Emit the data below verbatim, stripping out any pictures.

---------- Source data ----------

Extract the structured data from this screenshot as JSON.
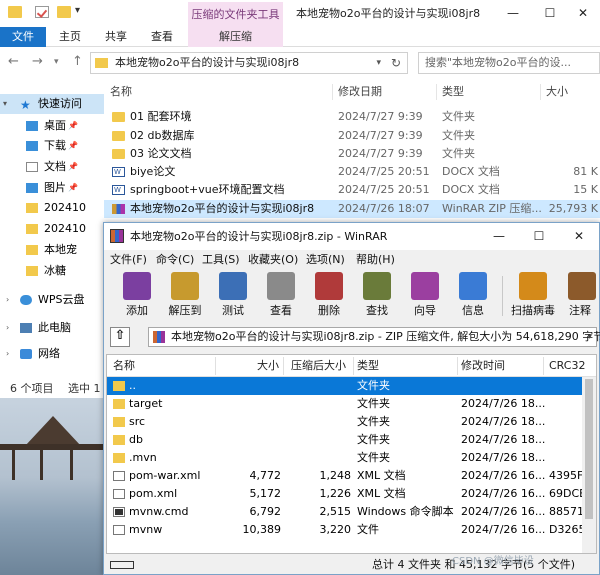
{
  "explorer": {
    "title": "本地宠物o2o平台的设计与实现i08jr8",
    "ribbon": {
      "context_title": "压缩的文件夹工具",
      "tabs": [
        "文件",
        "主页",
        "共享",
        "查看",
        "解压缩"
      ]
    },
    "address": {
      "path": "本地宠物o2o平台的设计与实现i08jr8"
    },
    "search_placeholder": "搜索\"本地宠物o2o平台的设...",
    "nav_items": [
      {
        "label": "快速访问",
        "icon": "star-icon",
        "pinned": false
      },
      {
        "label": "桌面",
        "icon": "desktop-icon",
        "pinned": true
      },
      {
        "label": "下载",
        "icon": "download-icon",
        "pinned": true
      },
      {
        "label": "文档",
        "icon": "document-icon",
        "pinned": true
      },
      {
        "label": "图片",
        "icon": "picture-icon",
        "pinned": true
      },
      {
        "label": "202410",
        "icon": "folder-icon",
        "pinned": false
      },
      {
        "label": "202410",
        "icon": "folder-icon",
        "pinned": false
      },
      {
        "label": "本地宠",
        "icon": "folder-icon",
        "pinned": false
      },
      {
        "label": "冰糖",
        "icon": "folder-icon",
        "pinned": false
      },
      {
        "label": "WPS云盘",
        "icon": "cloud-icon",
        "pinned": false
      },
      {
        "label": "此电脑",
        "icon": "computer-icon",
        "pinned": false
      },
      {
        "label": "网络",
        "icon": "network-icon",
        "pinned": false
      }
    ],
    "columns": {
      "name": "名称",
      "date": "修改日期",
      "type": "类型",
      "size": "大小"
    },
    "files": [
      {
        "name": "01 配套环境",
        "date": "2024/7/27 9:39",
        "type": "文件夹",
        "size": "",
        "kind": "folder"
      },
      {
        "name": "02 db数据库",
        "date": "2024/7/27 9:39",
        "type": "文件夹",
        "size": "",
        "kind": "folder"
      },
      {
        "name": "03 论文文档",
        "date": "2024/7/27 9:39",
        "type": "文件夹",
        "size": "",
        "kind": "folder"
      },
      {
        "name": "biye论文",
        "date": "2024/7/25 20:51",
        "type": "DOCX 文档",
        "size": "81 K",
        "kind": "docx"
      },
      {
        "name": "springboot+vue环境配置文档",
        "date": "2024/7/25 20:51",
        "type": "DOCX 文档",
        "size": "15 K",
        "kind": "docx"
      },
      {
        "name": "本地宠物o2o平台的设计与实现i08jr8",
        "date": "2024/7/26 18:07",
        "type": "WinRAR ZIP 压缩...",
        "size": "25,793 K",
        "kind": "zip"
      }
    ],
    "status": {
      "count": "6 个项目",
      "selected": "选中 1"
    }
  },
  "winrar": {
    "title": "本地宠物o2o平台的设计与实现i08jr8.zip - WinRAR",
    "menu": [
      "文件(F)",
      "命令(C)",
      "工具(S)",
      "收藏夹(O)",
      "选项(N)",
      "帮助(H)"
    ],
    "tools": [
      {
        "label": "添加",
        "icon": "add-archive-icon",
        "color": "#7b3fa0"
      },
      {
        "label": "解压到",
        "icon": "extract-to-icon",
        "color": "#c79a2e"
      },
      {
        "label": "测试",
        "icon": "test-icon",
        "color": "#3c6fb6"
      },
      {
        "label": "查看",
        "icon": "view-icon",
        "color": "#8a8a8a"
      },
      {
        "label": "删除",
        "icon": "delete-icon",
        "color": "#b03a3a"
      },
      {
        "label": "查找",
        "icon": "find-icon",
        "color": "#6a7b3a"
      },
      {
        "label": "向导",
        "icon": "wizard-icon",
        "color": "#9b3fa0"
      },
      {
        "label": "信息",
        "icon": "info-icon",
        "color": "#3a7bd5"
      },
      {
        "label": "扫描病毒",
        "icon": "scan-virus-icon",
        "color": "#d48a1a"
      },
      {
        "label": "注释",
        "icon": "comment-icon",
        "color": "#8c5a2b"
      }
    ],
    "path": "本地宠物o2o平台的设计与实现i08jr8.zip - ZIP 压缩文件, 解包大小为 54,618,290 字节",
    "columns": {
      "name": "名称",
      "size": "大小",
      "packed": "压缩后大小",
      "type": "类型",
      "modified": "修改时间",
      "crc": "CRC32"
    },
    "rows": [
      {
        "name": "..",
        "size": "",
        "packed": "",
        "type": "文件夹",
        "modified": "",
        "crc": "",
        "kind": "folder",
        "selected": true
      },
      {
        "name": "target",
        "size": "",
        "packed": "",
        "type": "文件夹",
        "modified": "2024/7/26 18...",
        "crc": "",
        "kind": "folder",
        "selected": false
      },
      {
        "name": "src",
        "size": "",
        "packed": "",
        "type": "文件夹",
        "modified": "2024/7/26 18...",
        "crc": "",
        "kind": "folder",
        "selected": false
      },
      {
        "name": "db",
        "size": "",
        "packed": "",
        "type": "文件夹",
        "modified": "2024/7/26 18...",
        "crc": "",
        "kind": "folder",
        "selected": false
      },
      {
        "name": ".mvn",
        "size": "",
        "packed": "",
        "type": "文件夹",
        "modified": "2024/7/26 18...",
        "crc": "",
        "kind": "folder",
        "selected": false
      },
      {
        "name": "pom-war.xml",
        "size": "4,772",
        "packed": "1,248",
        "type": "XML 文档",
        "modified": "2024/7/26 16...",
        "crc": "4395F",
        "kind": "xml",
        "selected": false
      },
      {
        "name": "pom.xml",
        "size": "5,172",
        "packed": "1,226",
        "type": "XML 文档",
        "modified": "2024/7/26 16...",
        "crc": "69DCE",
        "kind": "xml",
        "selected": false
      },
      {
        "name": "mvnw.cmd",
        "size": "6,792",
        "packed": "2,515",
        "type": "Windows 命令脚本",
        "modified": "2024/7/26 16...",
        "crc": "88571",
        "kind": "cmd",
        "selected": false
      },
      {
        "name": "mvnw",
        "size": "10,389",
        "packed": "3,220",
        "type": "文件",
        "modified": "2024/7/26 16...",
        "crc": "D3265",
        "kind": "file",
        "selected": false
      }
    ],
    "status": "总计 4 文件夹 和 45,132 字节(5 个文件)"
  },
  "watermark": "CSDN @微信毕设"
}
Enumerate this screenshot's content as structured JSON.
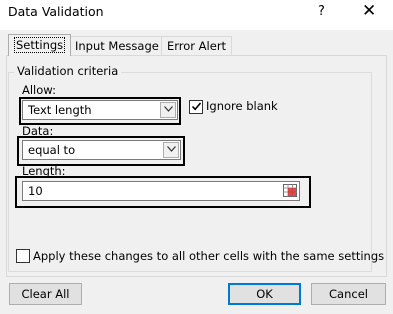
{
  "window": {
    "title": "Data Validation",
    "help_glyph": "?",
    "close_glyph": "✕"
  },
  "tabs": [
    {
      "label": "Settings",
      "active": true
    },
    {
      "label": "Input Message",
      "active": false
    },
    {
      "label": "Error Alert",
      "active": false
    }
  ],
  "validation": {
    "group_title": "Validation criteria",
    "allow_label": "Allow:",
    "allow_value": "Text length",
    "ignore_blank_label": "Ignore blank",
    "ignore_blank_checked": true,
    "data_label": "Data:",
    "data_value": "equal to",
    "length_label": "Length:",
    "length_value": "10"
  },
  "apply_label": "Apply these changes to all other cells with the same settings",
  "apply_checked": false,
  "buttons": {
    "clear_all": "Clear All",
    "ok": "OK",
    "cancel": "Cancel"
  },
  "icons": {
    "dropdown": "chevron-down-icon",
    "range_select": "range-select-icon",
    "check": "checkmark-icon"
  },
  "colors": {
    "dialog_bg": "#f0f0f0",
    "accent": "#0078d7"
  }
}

----------

> _Solution to this exercise_:
Extract the structured data from this screenshot as JSON.
{
  "explorer": {
    "title": "本地宠物o2o平台的设计与实现i08jr8",
    "ribbon": {
      "context_title": "压缩的文件夹工具",
      "tabs": [
        "文件",
        "主页",
        "共享",
        "查看",
        "解压缩"
      ]
    },
    "address": {
      "path": "本地宠物o2o平台的设计与实现i08jr8"
    },
    "search_placeholder": "搜索\"本地宠物o2o平台的设...",
    "nav_items": [
      {
        "label": "快速访问",
        "icon": "star-icon",
        "pinned": false
      },
      {
        "label": "桌面",
        "icon": "desktop-icon",
        "pinned": true
      },
      {
        "label": "下载",
        "icon": "download-icon",
        "pinned": true
      },
      {
        "label": "文档",
        "icon": "document-icon",
        "pinned": true
      },
      {
        "label": "图片",
        "icon": "picture-icon",
        "pinned": true
      },
      {
        "label": "202410",
        "icon": "folder-icon",
        "pinned": false
      },
      {
        "label": "202410",
        "icon": "folder-icon",
        "pinned": false
      },
      {
        "label": "本地宠",
        "icon": "folder-icon",
        "pinned": false
      },
      {
        "label": "冰糖",
        "icon": "folder-icon",
        "pinned": false
      },
      {
        "label": "WPS云盘",
        "icon": "cloud-icon",
        "pinned": false
      },
      {
        "label": "此电脑",
        "icon": "computer-icon",
        "pinned": false
      },
      {
        "label": "网络",
        "icon": "network-icon",
        "pinned": false
      }
    ],
    "columns": {
      "name": "名称",
      "date": "修改日期",
      "type": "类型",
      "size": "大小"
    },
    "files": [
      {
        "name": "01 配套环境",
        "date": "2024/7/27 9:39",
        "type": "文件夹",
        "size": "",
        "kind": "folder"
      },
      {
        "name": "02 db数据库",
        "date": "2024/7/27 9:39",
        "type": "文件夹",
        "size": "",
        "kind": "folder"
      },
      {
        "name": "03 论文文档",
        "date": "2024/7/27 9:39",
        "type": "文件夹",
        "size": "",
        "kind": "folder"
      },
      {
        "name": "biye论文",
        "date": "2024/7/25 20:51",
        "type": "DOCX 文档",
        "size": "81 K",
        "kind": "docx"
      },
      {
        "name": "springboot+vue环境配置文档",
        "date": "2024/7/25 20:51",
        "type": "DOCX 文档",
        "size": "15 K",
        "kind": "docx"
      },
      {
        "name": "本地宠物o2o平台的设计与实现i08jr8",
        "date": "2024/7/26 18:07",
        "type": "WinRAR ZIP 压缩...",
        "size": "25,793 K",
        "kind": "zip"
      }
    ],
    "status": {
      "count": "6 个项目",
      "selected": "选中 1"
    }
  },
  "winrar": {
    "title": "本地宠物o2o平台的设计与实现i08jr8.zip - WinRAR",
    "menu": [
      "文件(F)",
      "命令(C)",
      "工具(S)",
      "收藏夹(O)",
      "选项(N)",
      "帮助(H)"
    ],
    "tools": [
      {
        "label": "添加",
        "icon": "add-archive-icon",
        "color": "#7b3fa0"
      },
      {
        "label": "解压到",
        "icon": "extract-to-icon",
        "color": "#c79a2e"
      },
      {
        "label": "测试",
        "icon": "test-icon",
        "color": "#3c6fb6"
      },
      {
        "label": "查看",
        "icon": "view-icon",
        "color": "#8a8a8a"
      },
      {
        "label": "删除",
        "icon": "delete-icon",
        "color": "#b03a3a"
      },
      {
        "label": "查找",
        "icon": "find-icon",
        "color": "#6a7b3a"
      },
      {
        "label": "向导",
        "icon": "wizard-icon",
        "color": "#9b3fa0"
      },
      {
        "label": "信息",
        "icon": "info-icon",
        "color": "#3a7bd5"
      },
      {
        "label": "扫描病毒",
        "icon": "scan-virus-icon",
        "color": "#d48a1a"
      },
      {
        "label": "注释",
        "icon": "comment-icon",
        "color": "#8c5a2b"
      }
    ],
    "path": "本地宠物o2o平台的设计与实现i08jr8.zip - ZIP 压缩文件, 解包大小为 54,618,290 字节",
    "columns": {
      "name": "名称",
      "size": "大小",
      "packed": "压缩后大小",
      "type": "类型",
      "modified": "修改时间",
      "crc": "CRC32"
    },
    "rows": [
      {
        "name": "..",
        "size": "",
        "packed": "",
        "type": "文件夹",
        "modified": "",
        "crc": "",
        "kind": "folder",
        "selected": true
      },
      {
        "name": "target",
        "size": "",
        "packed": "",
        "type": "文件夹",
        "modified": "2024/7/26 18...",
        "crc": "",
        "kind": "folder",
        "selected": false
      },
      {
        "name": "src",
        "size": "",
        "packed": "",
        "type": "文件夹",
        "modified": "2024/7/26 18...",
        "crc": "",
        "kind": "folder",
        "selected": false
      },
      {
        "name": "db",
        "size": "",
        "packed": "",
        "type": "文件夹",
        "modified": "2024/7/26 18...",
        "crc": "",
        "kind": "folder",
        "selected": false
      },
      {
        "name": ".mvn",
        "size": "",
        "packed": "",
        "type": "文件夹",
        "modified": "2024/7/26 18...",
        "crc": "",
        "kind": "folder",
        "selected": false
      },
      {
        "name": "pom-war.xml",
        "size": "4,772",
        "packed": "1,248",
        "type": "XML 文档",
        "modified": "2024/7/26 16...",
        "crc": "4395F",
        "kind": "xml",
        "selected": false
      },
      {
        "name": "pom.xml",
        "size": "5,172",
        "packed": "1,226",
        "type": "XML 文档",
        "modified": "2024/7/26 16...",
        "crc": "69DCE",
        "kind": "xml",
        "selected": false
      },
      {
        "name": "mvnw.cmd",
        "size": "6,792",
        "packed": "2,515",
        "type": "Windows 命令脚本",
        "modified": "2024/7/26 16...",
        "crc": "88571",
        "kind": "cmd",
        "selected": false
      },
      {
        "name": "mvnw",
        "size": "10,389",
        "packed": "3,220",
        "type": "文件",
        "modified": "2024/7/26 16...",
        "crc": "D3265",
        "kind": "file",
        "selected": false
      }
    ],
    "status": "总计 4 文件夹 和 45,132 字节(5 个文件)"
  },
  "watermark": "CSDN @微信毕设"
}
Enumerate this screenshot's content as structured JSON.
{
  "window": {
    "title": "Data Validation",
    "help_glyph": "?",
    "close_glyph": "✕"
  },
  "tabs": [
    {
      "label": "Settings",
      "active": true
    },
    {
      "label": "Input Message",
      "active": false
    },
    {
      "label": "Error Alert",
      "active": false
    }
  ],
  "validation": {
    "group_title": "Validation criteria",
    "allow_label": "Allow:",
    "allow_value": "Text length",
    "ignore_blank_label": "Ignore blank",
    "ignore_blank_checked": true,
    "data_label": "Data:",
    "data_value": "equal to",
    "length_label": "Length:",
    "length_value": "10"
  },
  "apply_label": "Apply these changes to all other cells with the same settings",
  "apply_checked": false,
  "buttons": {
    "clear_all": "Clear All",
    "ok": "OK",
    "cancel": "Cancel"
  },
  "icons": {
    "dropdown": "chevron-down-icon",
    "range_select": "range-select-icon",
    "check": "checkmark-icon"
  },
  "colors": {
    "dialog_bg": "#f0f0f0",
    "accent": "#0078d7"
  }
}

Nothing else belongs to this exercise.